Given information:
== == ==

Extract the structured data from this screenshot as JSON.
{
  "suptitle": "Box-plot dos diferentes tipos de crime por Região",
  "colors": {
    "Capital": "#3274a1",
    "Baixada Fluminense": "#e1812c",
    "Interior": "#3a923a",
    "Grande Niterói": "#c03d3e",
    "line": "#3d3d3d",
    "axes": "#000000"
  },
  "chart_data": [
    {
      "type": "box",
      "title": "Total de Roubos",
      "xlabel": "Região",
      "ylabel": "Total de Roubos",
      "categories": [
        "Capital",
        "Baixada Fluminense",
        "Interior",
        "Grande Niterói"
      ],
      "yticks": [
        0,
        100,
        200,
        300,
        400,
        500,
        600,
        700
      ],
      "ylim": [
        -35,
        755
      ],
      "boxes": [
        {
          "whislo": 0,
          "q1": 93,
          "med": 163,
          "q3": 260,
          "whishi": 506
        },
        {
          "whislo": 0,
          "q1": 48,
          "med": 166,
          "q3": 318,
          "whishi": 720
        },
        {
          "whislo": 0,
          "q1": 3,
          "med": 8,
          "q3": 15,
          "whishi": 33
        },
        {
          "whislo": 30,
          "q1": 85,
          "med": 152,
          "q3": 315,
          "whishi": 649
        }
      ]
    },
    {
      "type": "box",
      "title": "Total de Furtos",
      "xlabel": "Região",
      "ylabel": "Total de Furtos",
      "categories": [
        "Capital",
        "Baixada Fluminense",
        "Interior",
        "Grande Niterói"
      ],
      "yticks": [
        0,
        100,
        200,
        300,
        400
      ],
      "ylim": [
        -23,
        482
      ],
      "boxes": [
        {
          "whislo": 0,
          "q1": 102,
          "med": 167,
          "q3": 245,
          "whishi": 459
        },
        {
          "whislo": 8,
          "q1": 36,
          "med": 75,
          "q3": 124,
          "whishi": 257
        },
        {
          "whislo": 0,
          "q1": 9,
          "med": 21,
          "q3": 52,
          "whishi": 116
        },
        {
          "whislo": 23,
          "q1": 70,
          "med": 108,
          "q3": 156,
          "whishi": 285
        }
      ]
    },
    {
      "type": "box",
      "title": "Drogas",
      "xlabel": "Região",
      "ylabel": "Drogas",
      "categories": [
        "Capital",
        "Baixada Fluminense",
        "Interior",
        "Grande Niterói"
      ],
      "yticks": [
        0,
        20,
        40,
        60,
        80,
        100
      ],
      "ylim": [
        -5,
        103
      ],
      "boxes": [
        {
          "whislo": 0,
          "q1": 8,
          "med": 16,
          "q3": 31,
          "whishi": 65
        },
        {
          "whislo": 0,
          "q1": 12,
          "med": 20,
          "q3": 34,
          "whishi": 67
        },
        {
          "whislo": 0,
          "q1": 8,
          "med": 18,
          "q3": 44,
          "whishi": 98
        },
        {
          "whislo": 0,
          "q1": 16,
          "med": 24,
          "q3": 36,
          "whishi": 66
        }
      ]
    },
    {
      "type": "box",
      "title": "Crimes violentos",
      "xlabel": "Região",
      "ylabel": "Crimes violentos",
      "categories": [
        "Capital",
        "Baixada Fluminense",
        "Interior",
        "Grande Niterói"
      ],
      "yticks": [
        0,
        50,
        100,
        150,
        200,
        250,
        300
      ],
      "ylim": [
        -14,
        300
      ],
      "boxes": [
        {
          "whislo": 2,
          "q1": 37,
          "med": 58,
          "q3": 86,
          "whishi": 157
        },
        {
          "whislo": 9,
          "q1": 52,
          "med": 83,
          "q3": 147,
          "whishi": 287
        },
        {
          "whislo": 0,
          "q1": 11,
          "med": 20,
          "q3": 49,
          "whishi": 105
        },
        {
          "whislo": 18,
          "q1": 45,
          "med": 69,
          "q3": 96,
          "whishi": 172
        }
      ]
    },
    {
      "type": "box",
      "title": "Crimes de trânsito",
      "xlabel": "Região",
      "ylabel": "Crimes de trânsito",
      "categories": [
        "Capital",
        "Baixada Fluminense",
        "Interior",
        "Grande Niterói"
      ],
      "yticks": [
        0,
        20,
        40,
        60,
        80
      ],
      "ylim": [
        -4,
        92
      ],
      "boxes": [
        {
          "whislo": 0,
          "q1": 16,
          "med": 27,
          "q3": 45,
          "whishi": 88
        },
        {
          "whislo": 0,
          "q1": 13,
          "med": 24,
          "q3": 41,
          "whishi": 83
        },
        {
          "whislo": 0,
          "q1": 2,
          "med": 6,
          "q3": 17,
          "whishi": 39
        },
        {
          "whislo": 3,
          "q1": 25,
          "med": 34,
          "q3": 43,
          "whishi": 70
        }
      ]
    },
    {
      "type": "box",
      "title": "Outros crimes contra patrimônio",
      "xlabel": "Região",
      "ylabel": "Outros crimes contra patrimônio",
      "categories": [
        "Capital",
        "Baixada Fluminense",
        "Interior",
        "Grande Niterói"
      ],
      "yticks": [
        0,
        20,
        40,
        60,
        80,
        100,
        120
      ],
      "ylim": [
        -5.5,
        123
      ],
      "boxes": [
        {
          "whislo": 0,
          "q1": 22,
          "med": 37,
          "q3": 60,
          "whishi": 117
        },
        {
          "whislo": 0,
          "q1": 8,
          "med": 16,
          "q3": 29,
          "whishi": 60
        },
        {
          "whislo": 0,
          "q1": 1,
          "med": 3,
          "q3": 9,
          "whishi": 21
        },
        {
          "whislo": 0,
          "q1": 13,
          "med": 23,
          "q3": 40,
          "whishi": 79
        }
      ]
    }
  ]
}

== == ==

Write out every line exactly as it stands.

Final result:
Extract the structured data from this screenshot as JSON.
{
  "suptitle": "Box-plot dos diferentes tipos de crime por Região",
  "colors": {
    "Capital": "#3274a1",
    "Baixada Fluminense": "#e1812c",
    "Interior": "#3a923a",
    "Grande Niterói": "#c03d3e",
    "line": "#3d3d3d",
    "axes": "#000000"
  },
  "chart_data": [
    {
      "type": "box",
      "title": "Total de Roubos",
      "xlabel": "Região",
      "ylabel": "Total de Roubos",
      "categories": [
        "Capital",
        "Baixada Fluminense",
        "Interior",
        "Grande Niterói"
      ],
      "yticks": [
        0,
        100,
        200,
        300,
        400,
        500,
        600,
        700
      ],
      "ylim": [
        -35,
        755
      ],
      "boxes": [
        {
          "whislo": 0,
          "q1": 93,
          "med": 163,
          "q3": 260,
          "whishi": 506
        },
        {
          "whislo": 0,
          "q1": 48,
          "med": 166,
          "q3": 318,
          "whishi": 720
        },
        {
          "whislo": 0,
          "q1": 3,
          "med": 8,
          "q3": 15,
          "whishi": 33
        },
        {
          "whislo": 30,
          "q1": 85,
          "med": 152,
          "q3": 315,
          "whishi": 649
        }
      ]
    },
    {
      "type": "box",
      "title": "Total de Furtos",
      "xlabel": "Região",
      "ylabel": "Total de Furtos",
      "categories": [
        "Capital",
        "Baixada Fluminense",
        "Interior",
        "Grande Niterói"
      ],
      "yticks": [
        0,
        100,
        200,
        300,
        400
      ],
      "ylim": [
        -23,
        482
      ],
      "boxes": [
        {
          "whislo": 0,
          "q1": 102,
          "med": 167,
          "q3": 245,
          "whishi": 459
        },
        {
          "whislo": 8,
          "q1": 36,
          "med": 75,
          "q3": 124,
          "whishi": 257
        },
        {
          "whislo": 0,
          "q1": 9,
          "med": 21,
          "q3": 52,
          "whishi": 116
        },
        {
          "whislo": 23,
          "q1": 70,
          "med": 108,
          "q3": 156,
          "whishi": 285
        }
      ]
    },
    {
      "type": "box",
      "title": "Drogas",
      "xlabel": "Região",
      "ylabel": "Drogas",
      "categories": [
        "Capital",
        "Baixada Fluminense",
        "Interior",
        "Grande Niterói"
      ],
      "yticks": [
        0,
        20,
        40,
        60,
        80,
        100
      ],
      "ylim": [
        -5,
        103
      ],
      "boxes": [
        {
          "whislo": 0,
          "q1": 8,
          "med": 16,
          "q3": 31,
          "whishi": 65
        },
        {
          "whislo": 0,
          "q1": 12,
          "med": 20,
          "q3": 34,
          "whishi": 67
        },
        {
          "whislo": 0,
          "q1": 8,
          "med": 18,
          "q3": 44,
          "whishi": 98
        },
        {
          "whislo": 0,
          "q1": 16,
          "med": 24,
          "q3": 36,
          "whishi": 66
        }
      ]
    },
    {
      "type": "box",
      "title": "Crimes violentos",
      "xlabel": "Região",
      "ylabel": "Crimes violentos",
      "categories": [
        "Capital",
        "Baixada Fluminense",
        "Interior",
        "Grande Niterói"
      ],
      "yticks": [
        0,
        50,
        100,
        150,
        200,
        250,
        300
      ],
      "ylim": [
        -14,
        300
      ],
      "boxes": [
        {
          "whislo": 2,
          "q1": 37,
          "med": 58,
          "q3": 86,
          "whishi": 157
        },
        {
          "whislo": 9,
          "q1": 52,
          "med": 83,
          "q3": 147,
          "whishi": 287
        },
        {
          "whislo": 0,
          "q1": 11,
          "med": 20,
          "q3": 49,
          "whishi": 105
        },
        {
          "whislo": 18,
          "q1": 45,
          "med": 69,
          "q3": 96,
          "whishi": 172
        }
      ]
    },
    {
      "type": "box",
      "title": "Crimes de trânsito",
      "xlabel": "Região",
      "ylabel": "Crimes de trânsito",
      "categories": [
        "Capital",
        "Baixada Fluminense",
        "Interior",
        "Grande Niterói"
      ],
      "yticks": [
        0,
        20,
        40,
        60,
        80
      ],
      "ylim": [
        -4,
        92
      ],
      "boxes": [
        {
          "whislo": 0,
          "q1": 16,
          "med": 27,
          "q3": 45,
          "whishi": 88
        },
        {
          "whislo": 0,
          "q1": 13,
          "med": 24,
          "q3": 41,
          "whishi": 83
        },
        {
          "whislo": 0,
          "q1": 2,
          "med": 6,
          "q3": 17,
          "whishi": 39
        },
        {
          "whislo": 3,
          "q1": 25,
          "med": 34,
          "q3": 43,
          "whishi": 70
        }
      ]
    },
    {
      "type": "box",
      "title": "Outros crimes contra patrimônio",
      "xlabel": "Região",
      "ylabel": "Outros crimes contra patrimônio",
      "categories": [
        "Capital",
        "Baixada Fluminense",
        "Interior",
        "Grande Niterói"
      ],
      "yticks": [
        0,
        20,
        40,
        60,
        80,
        100,
        120
      ],
      "ylim": [
        -5.5,
        123
      ],
      "boxes": [
        {
          "whislo": 0,
          "q1": 22,
          "med": 37,
          "q3": 60,
          "whishi": 117
        },
        {
          "whislo": 0,
          "q1": 8,
          "med": 16,
          "q3": 29,
          "whishi": 60
        },
        {
          "whislo": 0,
          "q1": 1,
          "med": 3,
          "q3": 9,
          "whishi": 21
        },
        {
          "whislo": 0,
          "q1": 13,
          "med": 23,
          "q3": 40,
          "whishi": 79
        }
      ]
    }
  ]
}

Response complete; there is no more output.